• What needs to be done: All of the records below need to be copied exactly.

━━━ Given entries

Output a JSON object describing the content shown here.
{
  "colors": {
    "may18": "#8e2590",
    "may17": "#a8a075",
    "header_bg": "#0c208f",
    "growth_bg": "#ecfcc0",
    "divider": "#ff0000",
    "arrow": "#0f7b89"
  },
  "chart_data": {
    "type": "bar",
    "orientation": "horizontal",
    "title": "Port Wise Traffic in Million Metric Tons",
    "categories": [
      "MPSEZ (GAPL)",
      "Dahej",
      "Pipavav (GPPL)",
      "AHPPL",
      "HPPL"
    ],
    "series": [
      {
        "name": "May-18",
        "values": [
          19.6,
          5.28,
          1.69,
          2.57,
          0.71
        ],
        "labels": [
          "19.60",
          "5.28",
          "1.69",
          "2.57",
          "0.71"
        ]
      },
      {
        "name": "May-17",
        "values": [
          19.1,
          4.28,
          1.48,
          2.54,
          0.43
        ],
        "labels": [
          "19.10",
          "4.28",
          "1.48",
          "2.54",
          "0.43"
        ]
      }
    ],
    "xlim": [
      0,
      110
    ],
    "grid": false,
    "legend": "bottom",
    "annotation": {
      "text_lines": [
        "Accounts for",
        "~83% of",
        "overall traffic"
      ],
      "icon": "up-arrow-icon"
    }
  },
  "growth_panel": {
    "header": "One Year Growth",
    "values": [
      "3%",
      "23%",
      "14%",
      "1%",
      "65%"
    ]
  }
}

━━━━━━

• Solution for this exercise:
Output a JSON object describing the content shown here.
{
  "colors": {
    "may18": "#8e2590",
    "may17": "#a8a075",
    "header_bg": "#0c208f",
    "growth_bg": "#ecfcc0",
    "divider": "#ff0000",
    "arrow": "#0f7b89"
  },
  "chart_data": {
    "type": "bar",
    "orientation": "horizontal",
    "title": "Port Wise Traffic in Million Metric Tons",
    "categories": [
      "MPSEZ (GAPL)",
      "Dahej",
      "Pipavav (GPPL)",
      "AHPPL",
      "HPPL"
    ],
    "series": [
      {
        "name": "May-18",
        "values": [
          19.6,
          5.28,
          1.69,
          2.57,
          0.71
        ],
        "labels": [
          "19.60",
          "5.28",
          "1.69",
          "2.57",
          "0.71"
        ]
      },
      {
        "name": "May-17",
        "values": [
          19.1,
          4.28,
          1.48,
          2.54,
          0.43
        ],
        "labels": [
          "19.10",
          "4.28",
          "1.48",
          "2.54",
          "0.43"
        ]
      }
    ],
    "xlim": [
      0,
      110
    ],
    "grid": false,
    "legend": "bottom",
    "annotation": {
      "text_lines": [
        "Accounts for",
        "~83% of",
        "overall traffic"
      ],
      "icon": "up-arrow-icon"
    }
  },
  "growth_panel": {
    "header": "One Year Growth",
    "values": [
      "3%",
      "23%",
      "14%",
      "1%",
      "65%"
    ]
  }
}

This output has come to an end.